Extracted data entries →
┄┄┄┄┄┄┄┄┄┄┄┄┄┄┄┄┄┄┄┄
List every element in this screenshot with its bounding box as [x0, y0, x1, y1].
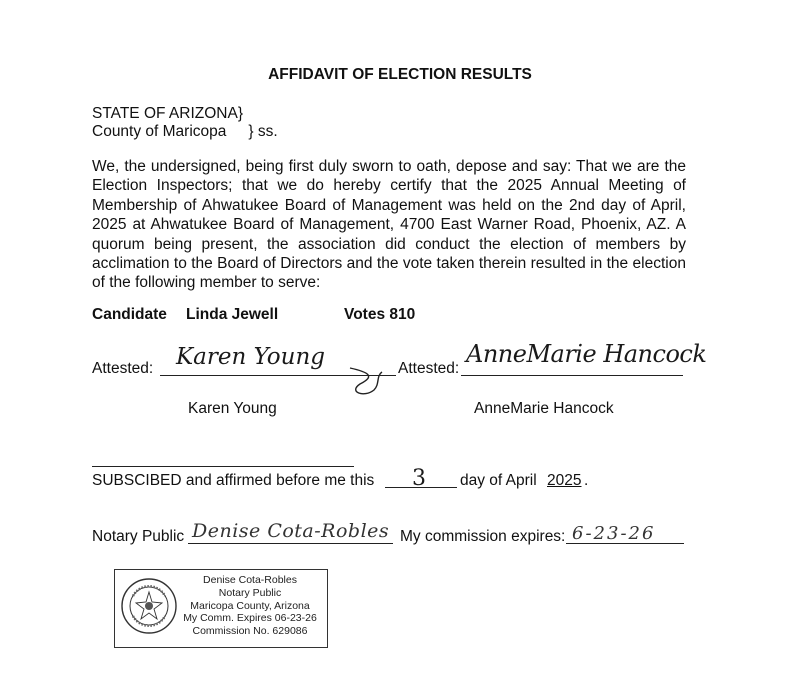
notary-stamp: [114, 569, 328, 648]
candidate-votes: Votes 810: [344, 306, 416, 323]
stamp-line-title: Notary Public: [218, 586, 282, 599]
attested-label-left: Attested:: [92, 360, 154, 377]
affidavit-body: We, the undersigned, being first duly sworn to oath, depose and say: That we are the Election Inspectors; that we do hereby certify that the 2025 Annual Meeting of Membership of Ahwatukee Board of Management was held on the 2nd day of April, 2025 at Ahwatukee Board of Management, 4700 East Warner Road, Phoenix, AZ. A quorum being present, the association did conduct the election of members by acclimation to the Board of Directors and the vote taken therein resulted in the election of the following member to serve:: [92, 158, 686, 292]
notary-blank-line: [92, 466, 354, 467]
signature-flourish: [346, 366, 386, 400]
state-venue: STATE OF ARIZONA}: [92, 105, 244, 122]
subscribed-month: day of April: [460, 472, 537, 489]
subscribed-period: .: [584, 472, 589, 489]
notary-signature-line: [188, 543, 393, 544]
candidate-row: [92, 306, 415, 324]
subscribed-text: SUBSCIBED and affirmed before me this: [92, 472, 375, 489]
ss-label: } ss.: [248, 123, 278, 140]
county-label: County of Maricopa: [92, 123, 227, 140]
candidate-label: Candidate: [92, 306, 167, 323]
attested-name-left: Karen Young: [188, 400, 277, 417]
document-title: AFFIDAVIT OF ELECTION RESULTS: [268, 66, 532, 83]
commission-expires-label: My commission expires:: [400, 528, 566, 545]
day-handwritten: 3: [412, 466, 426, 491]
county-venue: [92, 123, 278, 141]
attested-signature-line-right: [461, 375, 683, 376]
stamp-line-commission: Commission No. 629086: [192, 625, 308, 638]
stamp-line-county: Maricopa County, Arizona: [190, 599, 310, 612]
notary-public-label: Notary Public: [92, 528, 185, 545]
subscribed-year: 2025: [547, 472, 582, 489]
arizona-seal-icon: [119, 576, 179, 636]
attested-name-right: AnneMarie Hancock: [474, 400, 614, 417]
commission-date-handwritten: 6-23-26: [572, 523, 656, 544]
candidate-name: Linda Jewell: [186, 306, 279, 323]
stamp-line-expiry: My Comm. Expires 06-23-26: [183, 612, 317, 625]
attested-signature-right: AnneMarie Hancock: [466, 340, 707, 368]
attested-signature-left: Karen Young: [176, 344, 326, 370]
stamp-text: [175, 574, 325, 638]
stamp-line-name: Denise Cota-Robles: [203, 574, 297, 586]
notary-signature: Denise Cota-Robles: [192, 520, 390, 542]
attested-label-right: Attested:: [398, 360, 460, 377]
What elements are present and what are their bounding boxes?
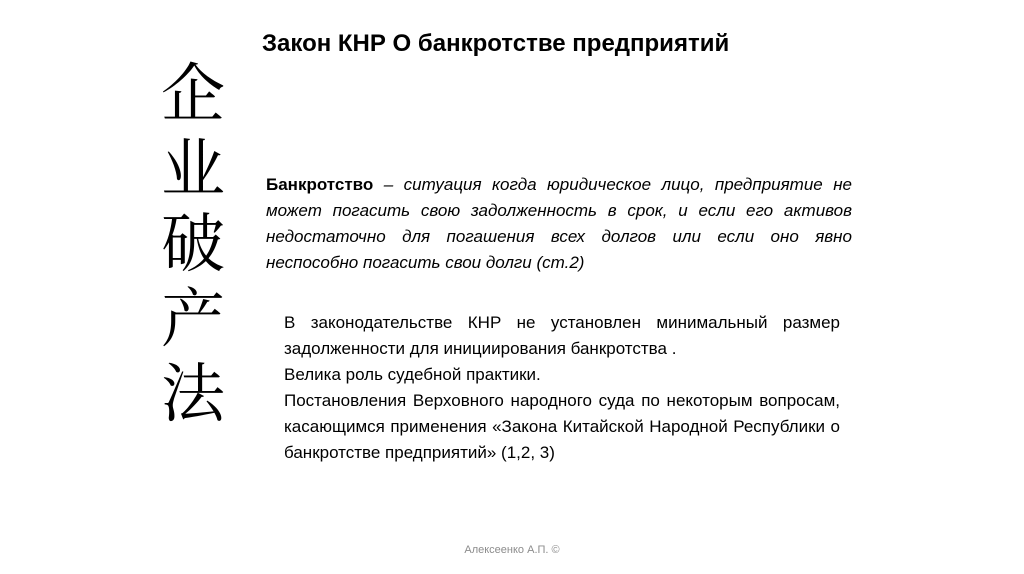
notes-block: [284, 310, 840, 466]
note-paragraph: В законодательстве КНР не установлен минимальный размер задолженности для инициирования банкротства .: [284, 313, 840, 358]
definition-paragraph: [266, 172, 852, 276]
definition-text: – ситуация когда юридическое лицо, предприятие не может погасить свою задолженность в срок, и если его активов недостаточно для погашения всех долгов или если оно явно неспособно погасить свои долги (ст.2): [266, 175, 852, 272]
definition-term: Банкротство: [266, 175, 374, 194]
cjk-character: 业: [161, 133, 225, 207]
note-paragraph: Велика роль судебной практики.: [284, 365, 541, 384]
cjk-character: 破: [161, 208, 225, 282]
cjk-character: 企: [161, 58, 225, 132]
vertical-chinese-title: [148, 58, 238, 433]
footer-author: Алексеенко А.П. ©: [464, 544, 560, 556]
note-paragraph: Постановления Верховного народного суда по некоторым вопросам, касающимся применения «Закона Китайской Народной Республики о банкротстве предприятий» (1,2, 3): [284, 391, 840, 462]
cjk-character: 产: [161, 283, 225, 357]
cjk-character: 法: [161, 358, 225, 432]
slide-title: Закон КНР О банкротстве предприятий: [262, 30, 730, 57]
┄┄┄┄┄┄┄┄┄┄┄┄┄┄┄┄┄┄┄┄
Task details →
Update the records above by changing "Maricopa" to "Pima" everywhere it appears, keeping all other text unchanged. Leave the pictures out of your answer.

Result of this exercise →
List every element in this screenshot with its bounding box as [x0, y0, x1, y1].
notary-stamp: [114, 569, 328, 648]
candidate-votes: Votes 810: [344, 306, 416, 323]
stamp-line-title: Notary Public: [218, 586, 282, 599]
attested-label-left: Attested:: [92, 360, 154, 377]
affidavit-body: We, the undersigned, being first duly sworn to oath, depose and say: That we are the Election Inspectors; that we do hereby certify that the 2025 Annual Meeting of Membership of Ahwatukee Board of Management was held on the 2nd day of April, 2025 at Ahwatukee Board of Management, 4700 East Warner Road, Phoenix, AZ. A quorum being present, the association did conduct the election of members by acclimation to the Board of Directors and the vote taken therein resulted in the election of the following member to serve:: [92, 158, 686, 292]
notary-blank-line: [92, 466, 354, 467]
signature-flourish: [346, 366, 386, 400]
state-venue: STATE OF ARIZONA}: [92, 105, 244, 122]
subscribed-month: day of April: [460, 472, 537, 489]
subscribed-period: .: [584, 472, 589, 489]
notary-signature-line: [188, 543, 393, 544]
candidate-row: [92, 306, 415, 324]
subscribed-text: SUBSCIBED and affirmed before me this: [92, 472, 375, 489]
ss-label: } ss.: [248, 123, 278, 140]
county-label: County of Pima: [92, 123, 227, 140]
candidate-label: Candidate: [92, 306, 167, 323]
attested-name-left: Karen Young: [188, 400, 277, 417]
document-title: AFFIDAVIT OF ELECTION RESULTS: [268, 66, 532, 83]
commission-expires-label: My commission expires:: [400, 528, 566, 545]
day-handwritten: 3: [412, 466, 426, 491]
county-venue: [92, 123, 278, 141]
attested-signature-line-right: [461, 375, 683, 376]
stamp-line-commission: Commission No. 629086: [192, 625, 308, 638]
stamp-line-county: Pima County, Arizona: [190, 599, 310, 612]
notary-public-label: Notary Public: [92, 528, 185, 545]
subscribed-year: 2025: [547, 472, 582, 489]
arizona-seal-icon: [119, 576, 179, 636]
attested-name-right: AnneMarie Hancock: [474, 400, 614, 417]
commission-date-handwritten: 6-23-26: [572, 523, 656, 544]
candidate-name: Linda Jewell: [186, 306, 279, 323]
stamp-line-expiry: My Comm. Expires 06-23-26: [183, 612, 317, 625]
attested-signature-right: AnneMarie Hancock: [466, 340, 707, 368]
attested-signature-left: Karen Young: [176, 344, 326, 370]
stamp-text: [175, 574, 325, 638]
stamp-line-name: Denise Cota-Robles: [203, 574, 297, 586]
notary-signature: Denise Cota-Robles: [192, 520, 390, 542]
attested-label-right: Attested:: [398, 360, 460, 377]
What elements are present and what are their bounding boxes?
notes-block: [284, 310, 840, 466]
note-paragraph: В законодательстве КНР не установлен минимальный размер задолженности для инициирования банкротства .: [284, 313, 840, 358]
definition-paragraph: [266, 172, 852, 276]
definition-text: – ситуация когда юридическое лицо, предприятие не может погасить свою задолженность в срок, и если его активов недостаточно для погашения всех долгов или если оно явно неспособно погасить свои долги (ст.2): [266, 175, 852, 272]
definition-term: Банкротство: [266, 175, 374, 194]
cjk-character: 业: [161, 133, 225, 207]
note-paragraph: Велика роль судебной практики.: [284, 365, 541, 384]
cjk-character: 破: [161, 208, 225, 282]
cjk-character: 企: [161, 58, 225, 132]
vertical-chinese-title: [148, 58, 238, 433]
footer-author: Алексеенко А.П. ©: [464, 544, 560, 556]
note-paragraph: Постановления Верховного народного суда по некоторым вопросам, касающимся применения «Закона Китайской Народной Республики о банкротстве предприятий» (1,2, 3): [284, 391, 840, 462]
cjk-character: 产: [161, 283, 225, 357]
cjk-character: 法: [161, 358, 225, 432]
slide-title: Закон КНР О банкротстве предприятий: [262, 30, 730, 57]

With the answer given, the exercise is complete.